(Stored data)
+===+
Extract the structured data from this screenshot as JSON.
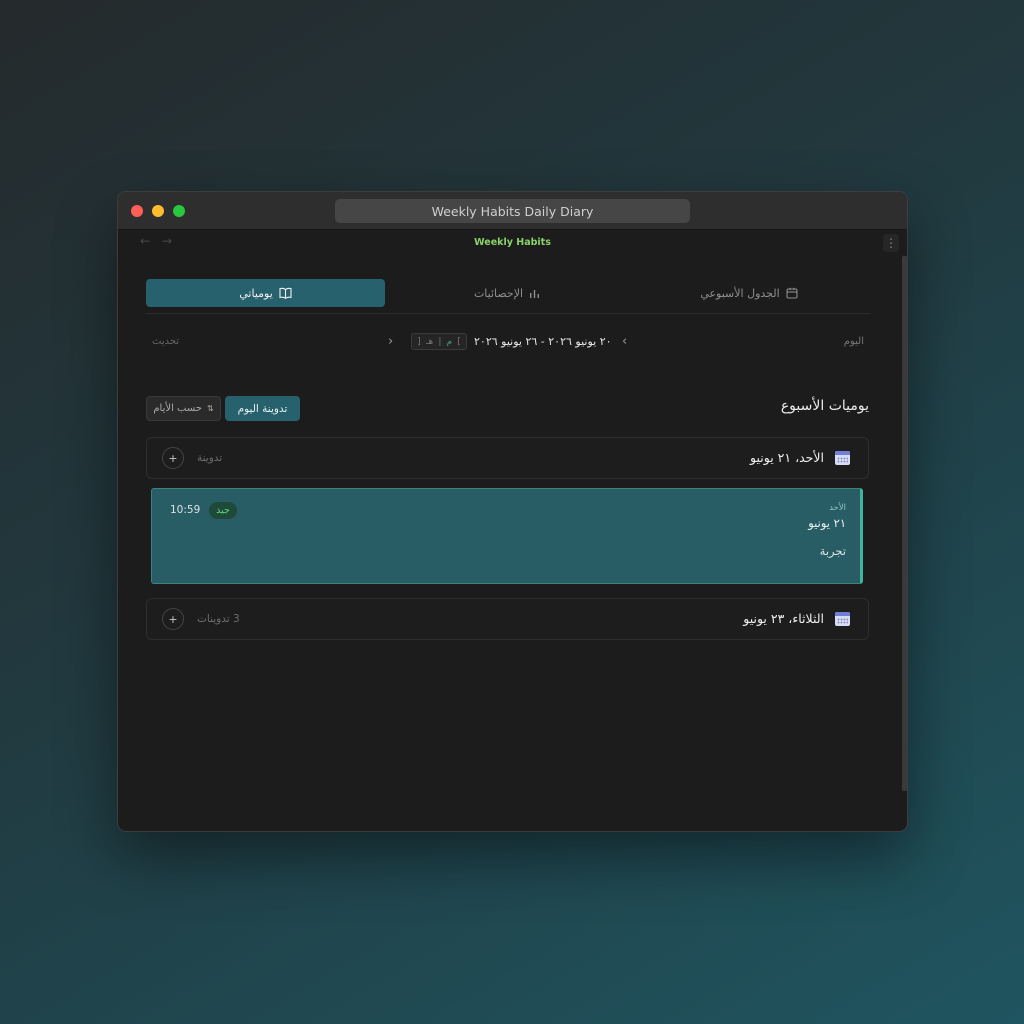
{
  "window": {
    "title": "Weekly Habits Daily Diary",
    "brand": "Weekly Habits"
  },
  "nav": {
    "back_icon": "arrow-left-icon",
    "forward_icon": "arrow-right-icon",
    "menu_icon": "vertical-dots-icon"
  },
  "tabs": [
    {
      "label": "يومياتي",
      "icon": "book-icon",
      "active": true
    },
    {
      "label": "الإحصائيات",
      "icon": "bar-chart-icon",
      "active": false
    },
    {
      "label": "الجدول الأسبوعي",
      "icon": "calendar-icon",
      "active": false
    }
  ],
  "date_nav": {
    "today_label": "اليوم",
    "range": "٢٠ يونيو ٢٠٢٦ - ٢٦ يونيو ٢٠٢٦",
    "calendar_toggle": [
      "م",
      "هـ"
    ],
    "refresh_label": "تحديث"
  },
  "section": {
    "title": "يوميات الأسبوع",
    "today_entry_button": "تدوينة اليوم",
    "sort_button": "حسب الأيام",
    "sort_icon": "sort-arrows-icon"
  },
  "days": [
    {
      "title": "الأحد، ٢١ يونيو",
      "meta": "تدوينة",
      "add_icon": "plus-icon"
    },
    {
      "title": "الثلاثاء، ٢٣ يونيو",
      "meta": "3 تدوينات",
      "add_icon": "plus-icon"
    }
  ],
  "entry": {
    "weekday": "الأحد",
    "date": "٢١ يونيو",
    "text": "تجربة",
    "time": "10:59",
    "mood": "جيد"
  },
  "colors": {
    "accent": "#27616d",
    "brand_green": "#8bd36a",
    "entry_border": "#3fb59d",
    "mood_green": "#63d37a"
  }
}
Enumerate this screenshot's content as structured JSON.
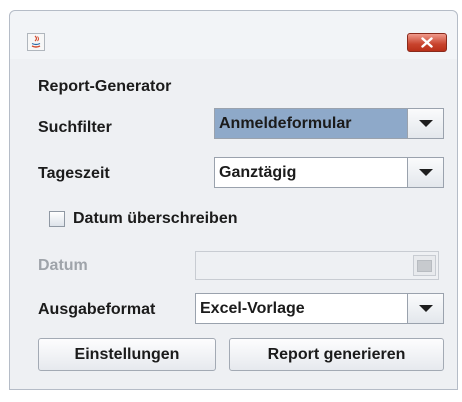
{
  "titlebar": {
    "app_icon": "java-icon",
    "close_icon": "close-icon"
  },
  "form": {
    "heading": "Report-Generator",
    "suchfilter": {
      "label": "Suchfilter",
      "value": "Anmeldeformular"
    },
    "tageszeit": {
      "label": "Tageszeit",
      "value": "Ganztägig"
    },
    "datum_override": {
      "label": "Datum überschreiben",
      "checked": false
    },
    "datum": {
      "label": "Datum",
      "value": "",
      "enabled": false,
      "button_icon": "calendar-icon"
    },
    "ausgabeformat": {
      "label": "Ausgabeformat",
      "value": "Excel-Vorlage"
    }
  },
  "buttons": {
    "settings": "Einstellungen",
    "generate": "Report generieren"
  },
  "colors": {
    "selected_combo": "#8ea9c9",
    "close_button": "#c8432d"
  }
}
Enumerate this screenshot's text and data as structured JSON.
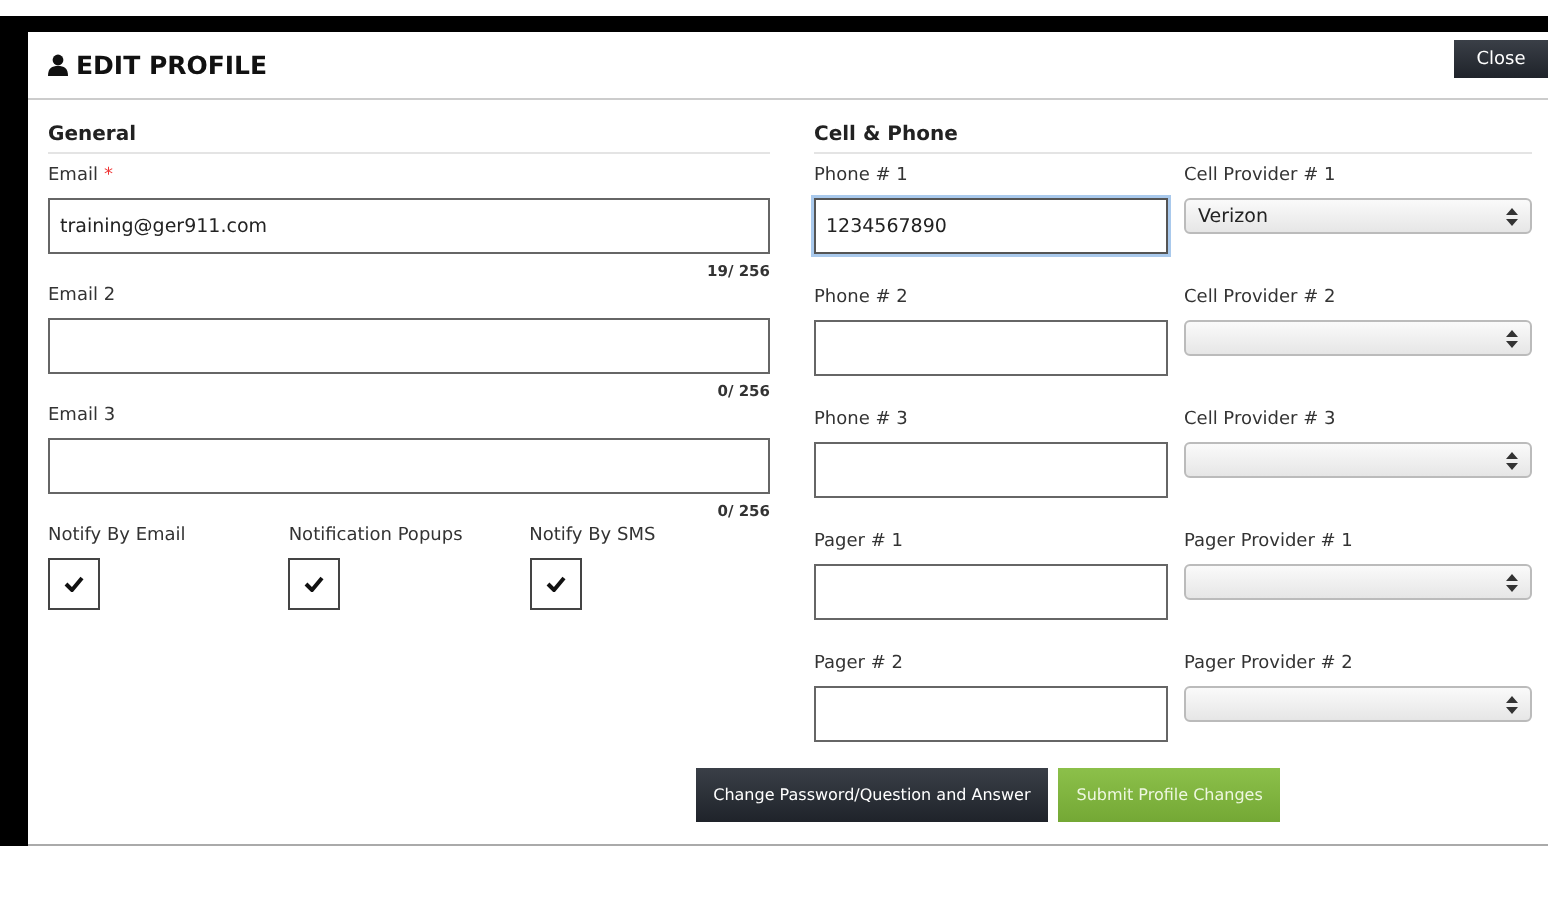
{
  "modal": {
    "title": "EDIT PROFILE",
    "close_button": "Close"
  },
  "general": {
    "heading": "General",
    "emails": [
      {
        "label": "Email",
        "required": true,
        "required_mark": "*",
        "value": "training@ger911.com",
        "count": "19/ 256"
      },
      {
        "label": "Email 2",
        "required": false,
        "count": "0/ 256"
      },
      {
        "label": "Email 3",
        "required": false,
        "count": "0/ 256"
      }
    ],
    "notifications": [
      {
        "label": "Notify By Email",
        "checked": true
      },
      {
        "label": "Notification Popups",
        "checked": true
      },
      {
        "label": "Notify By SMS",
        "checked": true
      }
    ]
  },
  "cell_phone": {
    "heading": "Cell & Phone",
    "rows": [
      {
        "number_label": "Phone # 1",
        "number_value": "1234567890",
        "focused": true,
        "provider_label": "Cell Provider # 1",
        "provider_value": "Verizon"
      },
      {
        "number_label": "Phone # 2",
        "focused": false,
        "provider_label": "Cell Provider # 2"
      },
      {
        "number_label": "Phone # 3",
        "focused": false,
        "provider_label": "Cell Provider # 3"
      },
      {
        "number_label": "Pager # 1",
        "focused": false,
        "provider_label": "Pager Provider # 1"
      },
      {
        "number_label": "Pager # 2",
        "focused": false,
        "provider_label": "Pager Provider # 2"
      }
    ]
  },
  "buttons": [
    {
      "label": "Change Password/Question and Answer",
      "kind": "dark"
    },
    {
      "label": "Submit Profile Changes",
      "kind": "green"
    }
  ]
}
+===+
> **Work required**
Copy exactly the lines from the one containing "Enumerate this screenshot's text" through the final line of the records above, both included, and leave out any pictures.

> **Solution**
Enumerate this screenshot's text and data as structured JSON.
{
  "modal": {
    "title": "EDIT PROFILE",
    "close_button": "Close"
  },
  "general": {
    "heading": "General",
    "emails": [
      {
        "label": "Email",
        "required": true,
        "required_mark": "*",
        "value": "training@ger911.com",
        "count": "19/ 256"
      },
      {
        "label": "Email 2",
        "required": false,
        "count": "0/ 256"
      },
      {
        "label": "Email 3",
        "required": false,
        "count": "0/ 256"
      }
    ],
    "notifications": [
      {
        "label": "Notify By Email",
        "checked": true
      },
      {
        "label": "Notification Popups",
        "checked": true
      },
      {
        "label": "Notify By SMS",
        "checked": true
      }
    ]
  },
  "cell_phone": {
    "heading": "Cell & Phone",
    "rows": [
      {
        "number_label": "Phone # 1",
        "number_value": "1234567890",
        "focused": true,
        "provider_label": "Cell Provider # 1",
        "provider_value": "Verizon"
      },
      {
        "number_label": "Phone # 2",
        "focused": false,
        "provider_label": "Cell Provider # 2"
      },
      {
        "number_label": "Phone # 3",
        "focused": false,
        "provider_label": "Cell Provider # 3"
      },
      {
        "number_label": "Pager # 1",
        "focused": false,
        "provider_label": "Pager Provider # 1"
      },
      {
        "number_label": "Pager # 2",
        "focused": false,
        "provider_label": "Pager Provider # 2"
      }
    ]
  },
  "buttons": [
    {
      "label": "Change Password/Question and Answer",
      "kind": "dark"
    },
    {
      "label": "Submit Profile Changes",
      "kind": "green"
    }
  ]
}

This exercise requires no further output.